# [Provided records]
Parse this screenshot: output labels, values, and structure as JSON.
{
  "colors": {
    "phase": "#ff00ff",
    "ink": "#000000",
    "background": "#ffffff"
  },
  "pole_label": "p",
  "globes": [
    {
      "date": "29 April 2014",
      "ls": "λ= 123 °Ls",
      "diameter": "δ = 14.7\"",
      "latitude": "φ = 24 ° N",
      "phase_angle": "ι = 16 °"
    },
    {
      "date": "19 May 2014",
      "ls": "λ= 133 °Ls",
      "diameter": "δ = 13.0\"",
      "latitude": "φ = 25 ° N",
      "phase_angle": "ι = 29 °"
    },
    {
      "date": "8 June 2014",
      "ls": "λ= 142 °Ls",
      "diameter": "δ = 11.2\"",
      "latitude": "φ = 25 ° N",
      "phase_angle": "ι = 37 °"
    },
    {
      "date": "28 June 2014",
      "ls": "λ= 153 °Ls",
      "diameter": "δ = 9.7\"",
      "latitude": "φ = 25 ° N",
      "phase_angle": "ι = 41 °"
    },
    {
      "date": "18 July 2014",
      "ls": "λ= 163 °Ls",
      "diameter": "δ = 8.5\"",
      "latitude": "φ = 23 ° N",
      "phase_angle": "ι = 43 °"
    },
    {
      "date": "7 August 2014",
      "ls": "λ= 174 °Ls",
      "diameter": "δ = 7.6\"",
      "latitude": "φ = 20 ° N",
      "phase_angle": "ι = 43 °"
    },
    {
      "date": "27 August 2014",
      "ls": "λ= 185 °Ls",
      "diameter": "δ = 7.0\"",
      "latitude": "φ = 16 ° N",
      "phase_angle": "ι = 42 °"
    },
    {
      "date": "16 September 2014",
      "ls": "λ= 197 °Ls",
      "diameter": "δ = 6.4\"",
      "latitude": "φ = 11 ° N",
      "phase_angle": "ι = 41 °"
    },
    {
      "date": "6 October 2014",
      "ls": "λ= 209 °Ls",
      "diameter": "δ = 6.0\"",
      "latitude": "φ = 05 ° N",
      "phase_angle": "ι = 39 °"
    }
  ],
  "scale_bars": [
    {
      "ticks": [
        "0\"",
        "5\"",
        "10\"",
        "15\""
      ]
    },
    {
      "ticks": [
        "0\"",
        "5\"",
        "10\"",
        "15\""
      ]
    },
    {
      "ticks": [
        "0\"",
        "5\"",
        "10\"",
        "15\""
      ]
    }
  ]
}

---

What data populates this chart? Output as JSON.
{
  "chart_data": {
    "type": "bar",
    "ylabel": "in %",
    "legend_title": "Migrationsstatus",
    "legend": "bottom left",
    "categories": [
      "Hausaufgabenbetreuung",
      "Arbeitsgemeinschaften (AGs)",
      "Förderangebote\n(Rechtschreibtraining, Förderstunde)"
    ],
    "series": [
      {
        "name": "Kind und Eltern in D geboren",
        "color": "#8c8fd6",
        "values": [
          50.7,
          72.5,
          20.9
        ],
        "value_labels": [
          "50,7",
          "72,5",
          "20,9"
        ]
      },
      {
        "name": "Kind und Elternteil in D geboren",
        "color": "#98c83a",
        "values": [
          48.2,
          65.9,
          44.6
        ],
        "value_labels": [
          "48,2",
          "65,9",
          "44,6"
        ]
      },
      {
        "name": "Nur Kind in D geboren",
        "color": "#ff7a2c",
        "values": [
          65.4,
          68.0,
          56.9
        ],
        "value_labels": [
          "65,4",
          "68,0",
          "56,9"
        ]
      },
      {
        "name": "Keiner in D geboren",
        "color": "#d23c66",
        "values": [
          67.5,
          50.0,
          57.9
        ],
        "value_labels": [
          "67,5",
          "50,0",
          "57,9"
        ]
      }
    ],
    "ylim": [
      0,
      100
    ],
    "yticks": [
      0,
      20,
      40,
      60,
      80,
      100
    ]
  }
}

==

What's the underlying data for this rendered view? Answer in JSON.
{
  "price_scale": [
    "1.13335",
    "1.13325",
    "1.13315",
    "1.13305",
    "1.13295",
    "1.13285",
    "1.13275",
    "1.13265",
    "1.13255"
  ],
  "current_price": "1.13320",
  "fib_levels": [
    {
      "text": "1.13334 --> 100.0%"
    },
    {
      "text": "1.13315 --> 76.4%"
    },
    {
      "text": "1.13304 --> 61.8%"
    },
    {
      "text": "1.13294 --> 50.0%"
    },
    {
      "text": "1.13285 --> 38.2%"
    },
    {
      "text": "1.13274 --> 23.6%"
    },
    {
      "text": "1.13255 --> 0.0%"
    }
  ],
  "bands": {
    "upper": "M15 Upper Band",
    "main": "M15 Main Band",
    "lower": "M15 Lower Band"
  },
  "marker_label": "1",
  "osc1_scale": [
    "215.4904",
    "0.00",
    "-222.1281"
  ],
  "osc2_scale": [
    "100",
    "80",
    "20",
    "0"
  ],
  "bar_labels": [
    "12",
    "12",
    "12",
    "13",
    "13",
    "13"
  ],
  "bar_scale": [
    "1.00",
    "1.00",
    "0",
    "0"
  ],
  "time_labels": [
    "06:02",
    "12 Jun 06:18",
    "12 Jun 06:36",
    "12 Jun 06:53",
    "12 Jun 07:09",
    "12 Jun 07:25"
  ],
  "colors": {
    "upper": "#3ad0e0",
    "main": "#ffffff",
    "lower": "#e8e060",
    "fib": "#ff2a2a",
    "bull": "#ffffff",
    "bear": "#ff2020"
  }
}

# [What you are asked to do]
Tell how many lines in the material contain the word "diameter". Only the number is wanted.

# [Solution for this problem]
9